Reproduce every row below word for word, leaving out the pictures.

Element-and-box listings:
━━━━━━━━
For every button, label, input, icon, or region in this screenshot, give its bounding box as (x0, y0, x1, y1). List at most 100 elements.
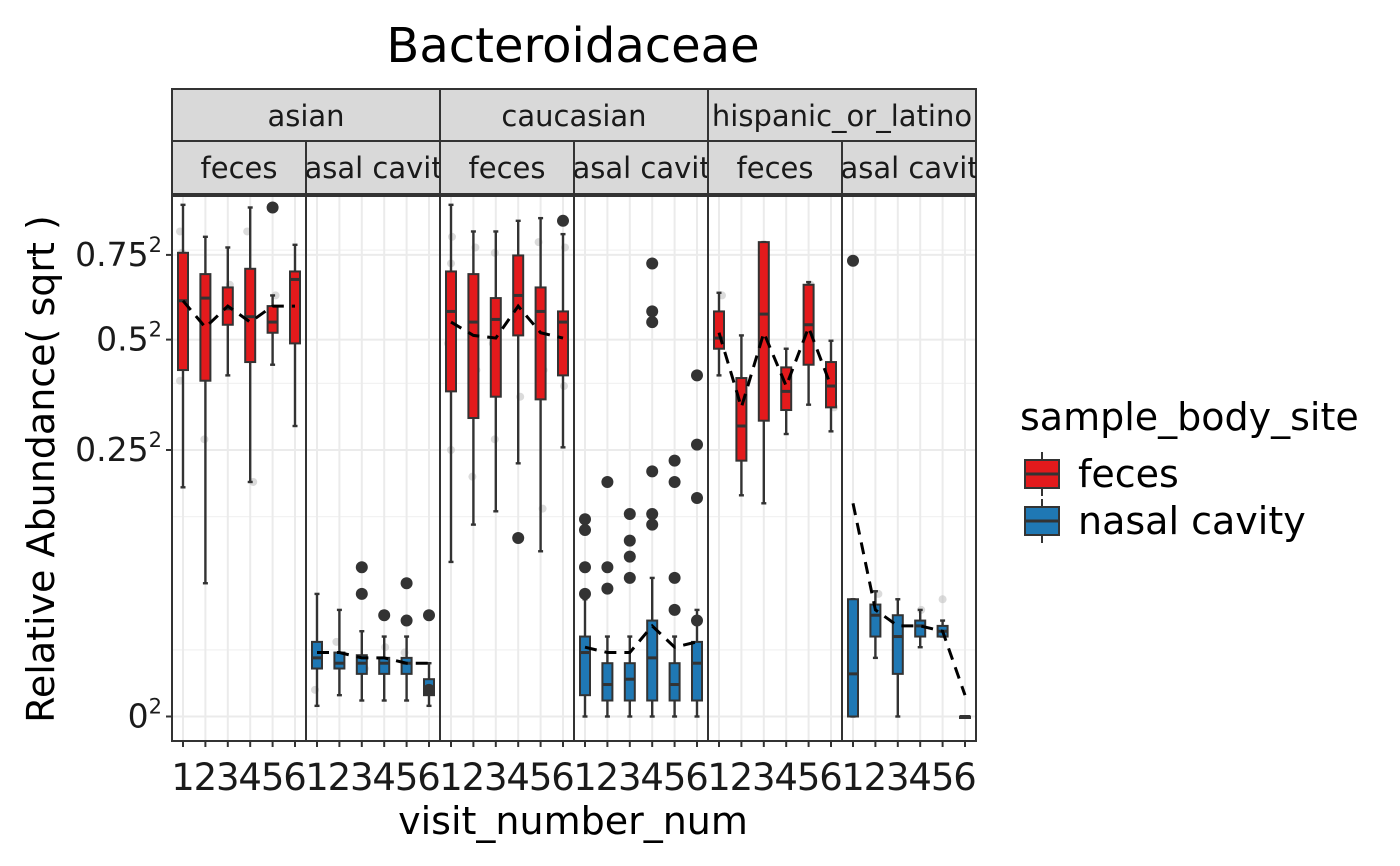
jitter-point (938, 595, 947, 604)
outlier-point (423, 609, 435, 622)
box (891, 614, 904, 675)
legend-label: nasal cavity (1078, 499, 1306, 543)
legend-title: sample_body_site (1020, 395, 1359, 439)
box (691, 640, 703, 702)
box (914, 619, 927, 638)
box (579, 635, 591, 697)
strip-group-label: hispanic_or_latino (712, 99, 972, 133)
outlier-point (646, 518, 659, 531)
box (735, 377, 748, 462)
strip-group-bg (439, 88, 709, 142)
box (445, 270, 457, 393)
strip-site-bg (841, 140, 977, 195)
panel (305, 195, 441, 742)
x-tick-label: 2 (864, 756, 888, 799)
panel-bg (172, 196, 306, 741)
outlier-point (691, 614, 703, 627)
x-tick-label: 2 (462, 756, 486, 799)
outlier-point (579, 561, 591, 574)
x-tick-label: 3 (484, 756, 508, 799)
x-tick-label: 6 (819, 756, 843, 799)
x-tick-label: 5 (529, 756, 553, 799)
outlier-point (691, 369, 703, 382)
box (378, 656, 391, 675)
strip-site-label: feces (469, 151, 546, 185)
outlier-point (512, 531, 525, 544)
strip-site-label: nasal cavity (554, 151, 728, 185)
x-tick-label: 4 (238, 756, 262, 799)
x-tick-label: 4 (908, 756, 932, 799)
strip-group-label: asian (267, 99, 344, 133)
x-axis-label: visit_number_num (398, 799, 748, 843)
x-tick-label: 1 (841, 756, 865, 799)
box (780, 366, 793, 412)
outlier-point (579, 523, 591, 536)
box (266, 305, 279, 334)
x-tick-label: 3 (350, 756, 374, 799)
box (177, 251, 189, 372)
outlier-point (646, 305, 659, 318)
box (534, 286, 547, 401)
x-tick-label: 3 (216, 756, 240, 799)
outlier-point (601, 561, 614, 574)
legend-key (1024, 452, 1060, 496)
outlier-point (623, 550, 636, 563)
x-tick-label: 4 (372, 756, 396, 799)
strip-group-label: caucasian (501, 99, 646, 133)
panel (841, 195, 977, 742)
panel-bg (842, 196, 976, 741)
x-tick-label: 4 (640, 756, 664, 799)
y-tick-label: 0.752 (75, 233, 162, 274)
outlier-point (646, 257, 659, 270)
y-tick-label: 02 (128, 695, 162, 736)
x-tick-label: 4 (774, 756, 798, 799)
outlier-point (579, 587, 591, 600)
y-axis-label: Relative Abundance( sqrt ) (19, 215, 63, 723)
outlier-point (355, 561, 368, 574)
strip-group-bg (707, 88, 977, 142)
outlier-point (623, 534, 636, 547)
outlier-point (668, 475, 681, 488)
panel-border (841, 195, 977, 742)
x-tick-label: 4 (506, 756, 530, 799)
trend-line (584, 623, 698, 655)
panel-bg (574, 196, 708, 741)
x-tick-label: 6 (551, 756, 575, 799)
outlier-point (691, 438, 703, 451)
x-tick-label: 2 (328, 756, 352, 799)
strip-site-bg (439, 140, 575, 195)
x-tick-label: 6 (417, 756, 441, 799)
plot-panels (171, 195, 977, 742)
x-tick-label: 1 (707, 756, 731, 799)
chart-title: Bacteroidaceae (386, 18, 759, 74)
strip-site-label: nasal cavity (822, 151, 996, 185)
box (623, 662, 636, 702)
strip-group-bg (171, 88, 441, 142)
y-tick-label: 0.52 (96, 318, 162, 359)
outlier-point (646, 316, 659, 329)
x-tick-label: 5 (395, 756, 419, 799)
box (757, 241, 770, 422)
outlier-point (646, 465, 659, 478)
strip-site-label: feces (737, 151, 814, 185)
x-tick-label: 6 (283, 756, 307, 799)
x-tick-label: 2 (596, 756, 620, 799)
box (646, 619, 659, 702)
strip-site-bg (707, 140, 843, 195)
x-tick-label: 1 (171, 756, 195, 799)
panel (707, 195, 843, 742)
strip-site-label: nasal cavity (286, 151, 460, 185)
legend-key (1024, 499, 1060, 543)
legend-label: feces (1078, 452, 1179, 496)
x-tick-label: 5 (797, 756, 821, 799)
box (489, 297, 502, 398)
x-tick-label: 3 (886, 756, 910, 799)
outlier-point (355, 587, 368, 600)
box (847, 598, 859, 718)
panel-bg (306, 196, 440, 741)
x-tick-label: 1 (305, 756, 329, 799)
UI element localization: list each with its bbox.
━━━━━━━━
Solution to this exercise:
For every button, label, input, icon, or region in this screenshot, give its bounding box as (x0, y0, x1, y1). List at most 100 elements.
jitter-point (938, 595, 947, 604)
outlier-point (423, 609, 435, 622)
box (891, 614, 904, 675)
legend-label: nasal cavity (1078, 499, 1306, 543)
legend-title: sample_body_site (1020, 395, 1359, 439)
box (691, 640, 703, 702)
box (914, 619, 927, 638)
box (579, 635, 591, 697)
strip-group-label: hispanic_or_latino (712, 99, 972, 133)
outlier-point (646, 518, 659, 531)
box (735, 377, 748, 462)
strip-group-bg (439, 88, 709, 142)
box (445, 270, 457, 393)
strip-site-bg (841, 140, 977, 195)
panel (305, 195, 441, 742)
x-tick-label: 2 (864, 756, 888, 799)
panel-bg (172, 196, 306, 741)
outlier-point (691, 614, 703, 627)
x-tick-label: 2 (462, 756, 486, 799)
outlier-point (579, 561, 591, 574)
x-tick-label: 3 (484, 756, 508, 799)
x-tick-label: 6 (819, 756, 843, 799)
x-tick-label: 5 (529, 756, 553, 799)
outlier-point (691, 369, 703, 382)
box (378, 656, 391, 675)
strip-site-label: feces (469, 151, 546, 185)
outlier-point (512, 531, 525, 544)
strip-site-label: nasal cavity (554, 151, 728, 185)
x-tick-label: 4 (238, 756, 262, 799)
x-tick-label: 4 (908, 756, 932, 799)
strip-group-label: asian (267, 99, 344, 133)
x-axis-label: visit_number_num (398, 799, 748, 843)
x-tick-label: 1 (841, 756, 865, 799)
box (780, 366, 793, 412)
outlier-point (579, 523, 591, 536)
box (266, 305, 279, 334)
x-tick-label: 3 (350, 756, 374, 799)
box (177, 251, 189, 372)
outlier-point (646, 305, 659, 318)
box (534, 286, 547, 401)
x-tick-label: 3 (216, 756, 240, 799)
outlier-point (601, 561, 614, 574)
legend-key (1024, 452, 1060, 496)
outlier-point (623, 550, 636, 563)
x-tick-label: 4 (372, 756, 396, 799)
strip-group-label: caucasian (501, 99, 646, 133)
panel (841, 195, 977, 742)
panel-bg (842, 196, 976, 741)
x-tick-label: 4 (640, 756, 664, 799)
y-tick-label: 0.752 (75, 233, 162, 274)
outlier-point (646, 257, 659, 270)
y-tick-label: 02 (128, 695, 162, 736)
x-tick-label: 4 (774, 756, 798, 799)
outlier-point (579, 587, 591, 600)
y-axis-label: Relative Abundance( sqrt ) (19, 215, 63, 723)
outlier-point (355, 561, 368, 574)
strip-group-bg (707, 88, 977, 142)
outlier-point (623, 534, 636, 547)
outlier-point (668, 475, 681, 488)
panel-border (841, 195, 977, 742)
x-tick-label: 4 (506, 756, 530, 799)
trend-line (584, 623, 698, 655)
panel-bg (574, 196, 708, 741)
x-tick-label: 6 (551, 756, 575, 799)
outlier-point (691, 438, 703, 451)
x-tick-label: 2 (328, 756, 352, 799)
strip-site-bg (439, 140, 575, 195)
x-tick-label: 6 (417, 756, 441, 799)
plot-panels (171, 195, 977, 742)
x-tick-label: 1 (707, 756, 731, 799)
chart-title: Bacteroidaceae (386, 18, 759, 74)
strip-site-label: nasal cavity (822, 151, 996, 185)
box (623, 662, 636, 702)
strip-group-bg (171, 88, 441, 142)
y-tick-label: 0.52 (96, 318, 162, 359)
outlier-point (646, 316, 659, 329)
x-tick-label: 5 (395, 756, 419, 799)
box (757, 241, 770, 422)
outlier-point (646, 465, 659, 478)
strip-site-label: feces (737, 151, 814, 185)
x-tick-label: 6 (283, 756, 307, 799)
x-tick-label: 2 (596, 756, 620, 799)
box (646, 619, 659, 702)
strip-site-bg (707, 140, 843, 195)
x-tick-label: 1 (171, 756, 195, 799)
panel (707, 195, 843, 742)
strip-site-label: nasal cavity (286, 151, 460, 185)
legend-key (1024, 499, 1060, 543)
legend-label: feces (1078, 452, 1179, 496)
x-tick-label: 5 (797, 756, 821, 799)
box (489, 297, 502, 398)
x-tick-label: 3 (886, 756, 910, 799)
outlier-point (355, 587, 368, 600)
box (847, 598, 859, 718)
panel-bg (306, 196, 440, 741)
x-tick-label: 1 (305, 756, 329, 799)
UI element localization: list each with its bbox.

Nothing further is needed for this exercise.